### Excerpted data

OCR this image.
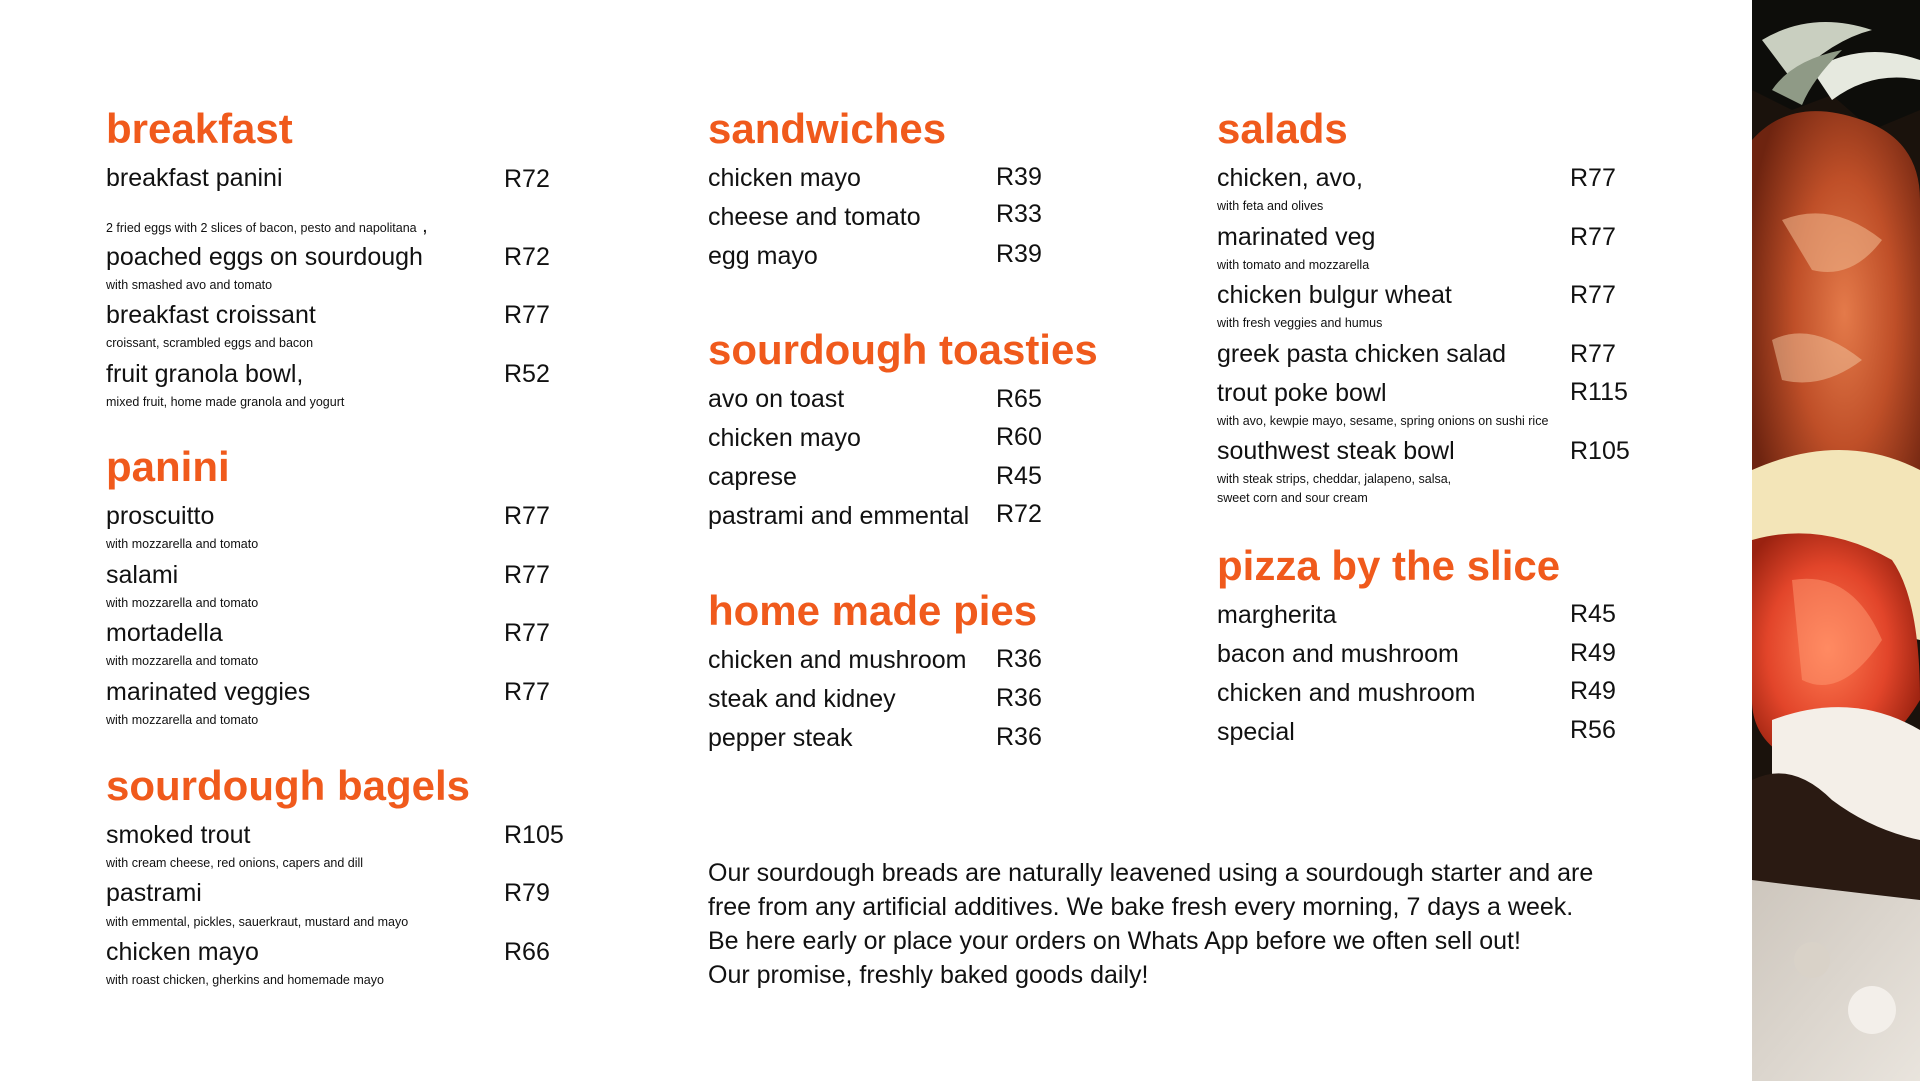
breakfast
breakfast panini	R72
2 fried eggs with 2 slices of bacon, pesto and napolitana ,
poached eggs on sourdough	R72
with smashed avo and tomato
breakfast croissant	R77
croissant, scrambled eggs and bacon
fruit granola bowl,	R52
mixed fruit, home made granola and yogurt
panini
proscuitto	R77
with mozzarella and tomato
salami	R77
with mozzarella and tomato
mortadella	R77
with mozzarella and tomato
marinated veggies	R77
with mozzarella and tomato
sourdough bagels
smoked trout	R105
with cream cheese, red onions, capers and dill
pastrami	R79
with emmental, pickles, sauerkraut, mustard and mayo
chicken mayo	R66
with roast chicken, gherkins and homemade mayo
sandwiches
chicken mayo	R39
cheese and tomato	R33
egg mayo	R39
sourdough toasties
avo on toast	R65
chicken mayo	R60
caprese	R45
pastrami and emmental R72
home made pies
chicken and mushroom R36
steak and kidney	R36
pepper steak	R36
salads
chicken, avo,	R77
with feta and olives
marinated veg	R77
with tomato and mozzarella
chicken bulgur wheat	R77
with fresh veggies and humus
greek pasta chicken salad	R77
trout poke bowl	R115
with avo, kewpie mayo, sesame, spring onions on sushi rice
southwest steak bowl	R105
with steak strips, cheddar, jalapeno, salsa,
sweet corn and sour cream
pizza by the slice
margherita	R45
bacon and mushroom	R49
chicken and mushroom	R49
special	R56
Our sourdough breads are naturally leavened using a sourdough starter and are
free from any artificial additives. We bake fresh every morning, 7 days a week.
Be here early or place your orders on Whats App before we often sell out!
Our promise, freshly baked goods daily!
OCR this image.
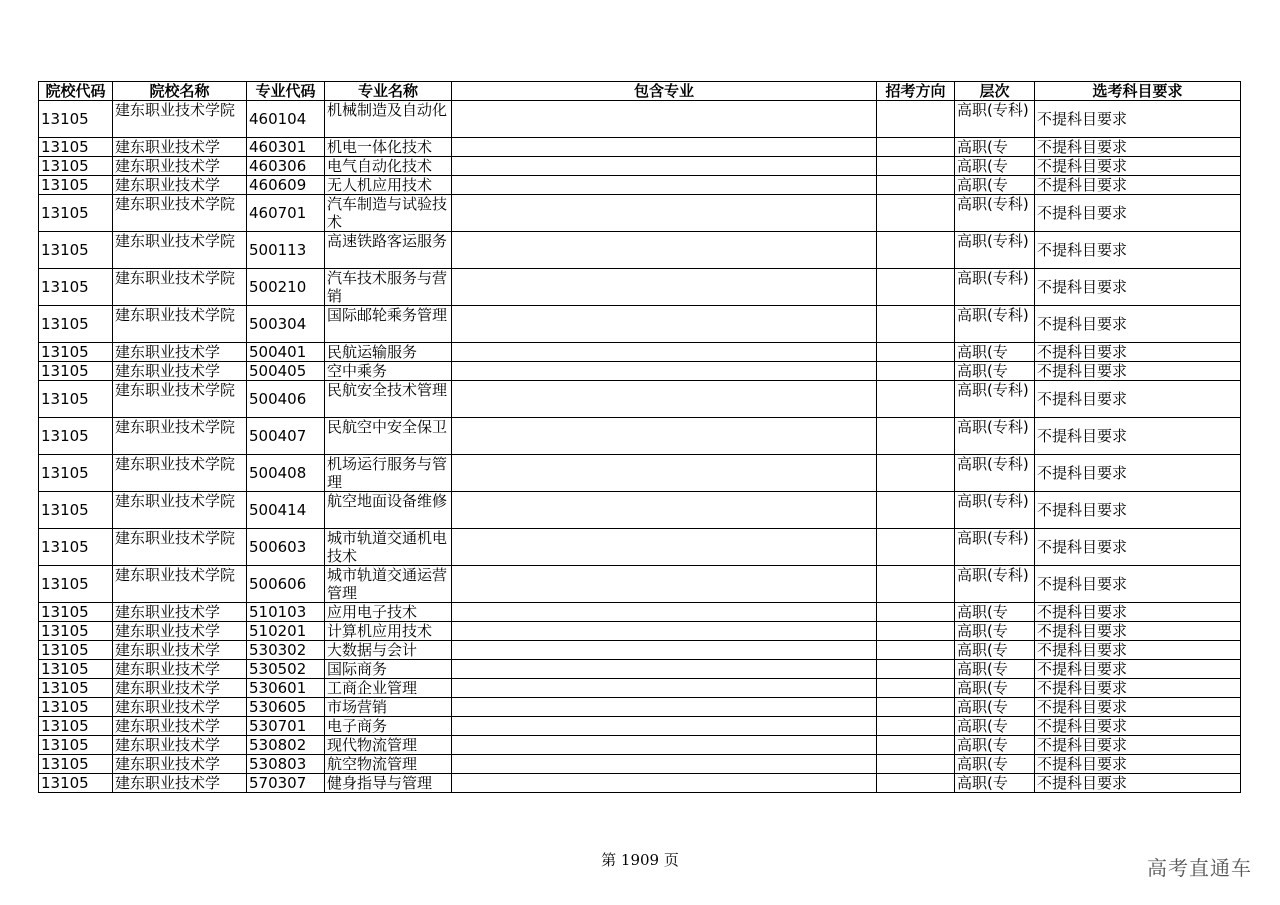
院校代码	院校名称	专业代码	专业名称	包含专业	招考方向	层次	选考科目要求
13105	建东职业技术学院	460104	机械制造及自动化			高职(专科)	不提科目要求
13105	建东职业技术学	460301	机电一体化技术			高职(专	不提科目要求
13105	建东职业技术学	460306	电气自动化技术			高职(专	不提科目要求
13105	建东职业技术学	460609	无人机应用技术			高职(专	不提科目要求
13105	建东职业技术学院	460701	汽车制造与试验技术			高职(专科)	不提科目要求
13105	建东职业技术学院	500113	高速铁路客运服务			高职(专科)	不提科目要求
13105	建东职业技术学院	500210	汽车技术服务与营销			高职(专科)	不提科目要求
13105	建东职业技术学院	500304	国际邮轮乘务管理			高职(专科)	不提科目要求
13105	建东职业技术学	500401	民航运输服务			高职(专	不提科目要求
13105	建东职业技术学	500405	空中乘务			高职(专	不提科目要求
13105	建东职业技术学院	500406	民航安全技术管理			高职(专科)	不提科目要求
13105	建东职业技术学院	500407	民航空中安全保卫			高职(专科)	不提科目要求
13105	建东职业技术学院	500408	机场运行服务与管理			高职(专科)	不提科目要求
13105	建东职业技术学院	500414	航空地面设备维修			高职(专科)	不提科目要求
13105	建东职业技术学院	500603	城市轨道交通机电技术			高职(专科)	不提科目要求
13105	建东职业技术学院	500606	城市轨道交通运营管理			高职(专科)	不提科目要求
13105	建东职业技术学	510103	应用电子技术			高职(专	不提科目要求
13105	建东职业技术学	510201	计算机应用技术			高职(专	不提科目要求
13105	建东职业技术学	530302	大数据与会计			高职(专	不提科目要求
13105	建东职业技术学	530502	国际商务			高职(专	不提科目要求
13105	建东职业技术学	530601	工商企业管理			高职(专	不提科目要求
13105	建东职业技术学	530605	市场营销			高职(专	不提科目要求
13105	建东职业技术学	530701	电子商务			高职(专	不提科目要求
13105	建东职业技术学	530802	现代物流管理			高职(专	不提科目要求
13105	建东职业技术学	530803	航空物流管理			高职(专	不提科目要求
13105	建东职业技术学	570307	健身指导与管理			高职(专	不提科目要求
第 1909 页	高考直通车
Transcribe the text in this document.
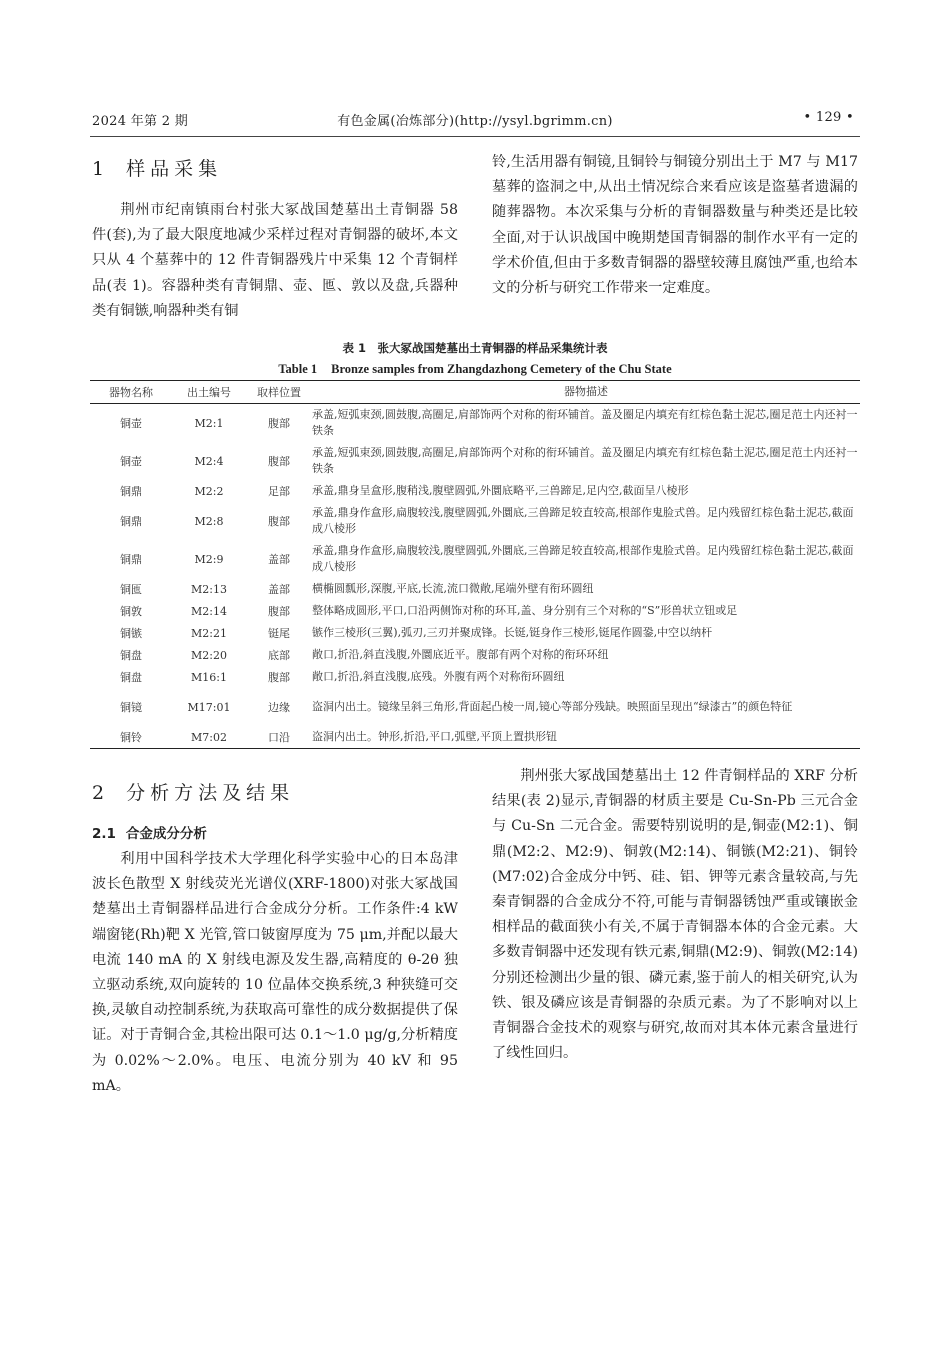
2024 年第 2 期	有色金属(冶炼部分)(http://ysyl.bgrimm.cn)	• 129 •
1 样品采集

荆州市纪南镇雨台村张大冢战国楚墓出土青铜器 58 件(套),为了最大限度地减少采样过程对青铜器的破坏,本文只从 4 个墓葬中的 12 件青铜器残片中采集 12 个青铜样品(表 1)。容器种类有青铜鼎、壶、匜、敦以及盘,兵器种类有铜镞,响器种类有铜

铃,生活用器有铜镜,且铜铃与铜镜分别出土于 M7 与 M17 墓葬的盗洞之中,从出土情况综合来看应该是盗墓者遗漏的随葬器物。本次采集与分析的青铜器数量与种类还是比较全面,对于认识战国中晚期楚国青铜器的制作水平有一定的学术价值,但由于多数青铜器的器壁较薄且腐蚀严重,也给本文的分析与研究工作带来一定难度。

表 1　张大冢战国楚墓出土青铜器的样品采集统计表
Table 1 Bronze samples from Zhangdazhong Cemetery of the Chu State
器物名称	出土编号	取样位置	器物描述
铜壶	M2:1	腹部	承盖,短弧束颈,圆鼓腹,高圈足,肩部饰两个对称的衔环铺首。盖及圈足内填充有红棕色黏土泥芯,圈足范土内还衬一铁条
铜壶	M2:4	腹部	承盖,短弧束颈,圆鼓腹,高圈足,肩部饰两个对称的衔环铺首。盖及圈足内填充有红棕色黏土泥芯,圈足范土内还衬一铁条
铜鼎	M2:2	足部	承盖,鼎身呈盒形,腹稍浅,腹壁圆弧,外圜底略平,三兽蹄足,足内空,截面呈八棱形
铜鼎	M2:8	腹部	承盖,鼎身作盒形,扁腹较浅,腹壁圆弧,外圜底,三兽蹄足较直较高,根部作鬼脸式兽。足内残留红棕色黏土泥芯,截面成八棱形
铜鼎	M2:9	盖部	承盖,鼎身作盒形,扁腹较浅,腹壁圆弧,外圜底,三兽蹄足较直较高,根部作鬼脸式兽。足内残留红棕色黏土泥芯,截面成八棱形
铜匜	M2:13	盖部	横椭圆瓢形,深腹,平底,长流,流口微敞,尾端外壁有衔环圆纽
铜敦	M2:14	腹部	整体略成圆形,平口,口沿两侧饰对称的环耳,盖、身分别有三个对称的“S”形兽状立钮或足
铜镞	M2:21	铤尾	镞作三棱形(三翼),弧刃,三刃并聚成锋。长铤,铤身作三棱形,铤尾作圆銎,中空以纳杆
铜盘	M2:20	底部	敞口,折沿,斜直浅腹,外圜底近平。腹部有两个对称的衔环环纽
铜盘	M16:1	腹部	敞口,折沿,斜直浅腹,底残。外腹有两个对称衔环圆纽
铜镜	M17:01	边缘	盗洞内出土。镜缘呈斜三角形,背面起凸棱一周,镜心等部分残缺。映照面呈现出“绿漆古”的颜色特征
铜铃	M7:02	口沿	盗洞内出土。钟形,折沿,平口,弧壁,平顶上置拱形钮
2 分析方法及结果
2.1 合金成分分析

利用中国科学技术大学理化科学实验中心的日本岛津波长色散型 X 射线荧光光谱仪(XRF-1800)对张大冢战国楚墓出土青铜器样品进行合金成分分析。工作条件:4 kW 端窗铑(Rh)靶 X 光管,管口铍窗厚度为 75 μm,并配以最大电流 140 mA 的 X 射线电源及发生器,高精度的 θ-2θ 独立驱动系统,双向旋转的 10 位晶体交换系统,3 种狭缝可交换,灵敏自动控制系统,为获取高可靠性的成分数据提供了保证。对于青铜合金,其检出限可达 0.1～1.0 μg/g,分析精度为 0.02%～2.0%。电压、电流分别为 40 kV 和 95 mA。

荆州张大冢战国楚墓出土 12 件青铜样品的 XRF 分析结果(表 2)显示,青铜器的材质主要是 Cu-Sn-Pb 三元合金与 Cu-Sn 二元合金。需要特别说明的是,铜壶(M2:1)、铜鼎(M2:2、M2:9)、铜敦(M2:14)、铜镞(M2:21)、铜铃(M7:02)合金成分中钙、硅、铝、钾等元素含量较高,与先秦青铜器的合金成分不符,可能与青铜器锈蚀严重或镶嵌金相样品的截面狭小有关,不属于青铜器本体的合金元素。大多数青铜器中还发现有铁元素,铜鼎(M2:9)、铜敦(M2:14)分别还检测出少量的银、磷元素,鉴于前人的相关研究,认为铁、银及磷应该是青铜器的杂质元素。为了不影响对以上青铜器合金技术的观察与研究,故而对其本体元素含量进行了线性回归。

######

Go through the entries above and pull out each line with "granola" in it.

fruit granola bowl,	R52
mixed fruit, home made granola and yogurt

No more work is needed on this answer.